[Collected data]
[START]

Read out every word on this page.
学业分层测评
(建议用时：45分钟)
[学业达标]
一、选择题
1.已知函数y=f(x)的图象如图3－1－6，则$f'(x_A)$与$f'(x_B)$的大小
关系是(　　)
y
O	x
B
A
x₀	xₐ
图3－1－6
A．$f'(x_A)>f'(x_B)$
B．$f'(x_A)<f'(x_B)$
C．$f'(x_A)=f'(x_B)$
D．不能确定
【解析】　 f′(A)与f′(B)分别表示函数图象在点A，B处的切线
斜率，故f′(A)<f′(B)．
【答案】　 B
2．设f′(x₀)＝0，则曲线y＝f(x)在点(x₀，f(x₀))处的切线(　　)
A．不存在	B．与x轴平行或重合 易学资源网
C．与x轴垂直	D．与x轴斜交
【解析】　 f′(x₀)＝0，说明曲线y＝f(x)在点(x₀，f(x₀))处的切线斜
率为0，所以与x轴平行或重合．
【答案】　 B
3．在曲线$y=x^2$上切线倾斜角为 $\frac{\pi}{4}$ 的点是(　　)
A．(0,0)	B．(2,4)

[END]

### TASK INSTRUCTIONS
Reproduce each record shown above without altering a single word.

### FINAL RESULT
Read out every word on this page.
学业分层测评
(建议用时：45分钟)
[学业达标]
一、选择题
1.已知函数y=f(x)的图象如图3－1－6，则$f'(x_A)$与$f'(x_B)$的大小
关系是(　　)
y
O	x
B
A
x₀	xₐ
图3－1－6
A．$f'(x_A)>f'(x_B)$
B．$f'(x_A)<f'(x_B)$
C．$f'(x_A)=f'(x_B)$
D．不能确定
【解析】　 f′(A)与f′(B)分别表示函数图象在点A，B处的切线
斜率，故f′(A)<f′(B)．
【答案】　 B
2．设f′(x₀)＝0，则曲线y＝f(x)在点(x₀，f(x₀))处的切线(　　)
A．不存在	B．与x轴平行或重合 易学资源网
C．与x轴垂直	D．与x轴斜交
【解析】　 f′(x₀)＝0，说明曲线y＝f(x)在点(x₀，f(x₀))处的切线斜
率为0，所以与x轴平行或重合．
【答案】　 B
3．在曲线$y=x^2$上切线倾斜角为 $\frac{\pi}{4}$ 的点是(　　)
A．(0,0)	B．(2,4)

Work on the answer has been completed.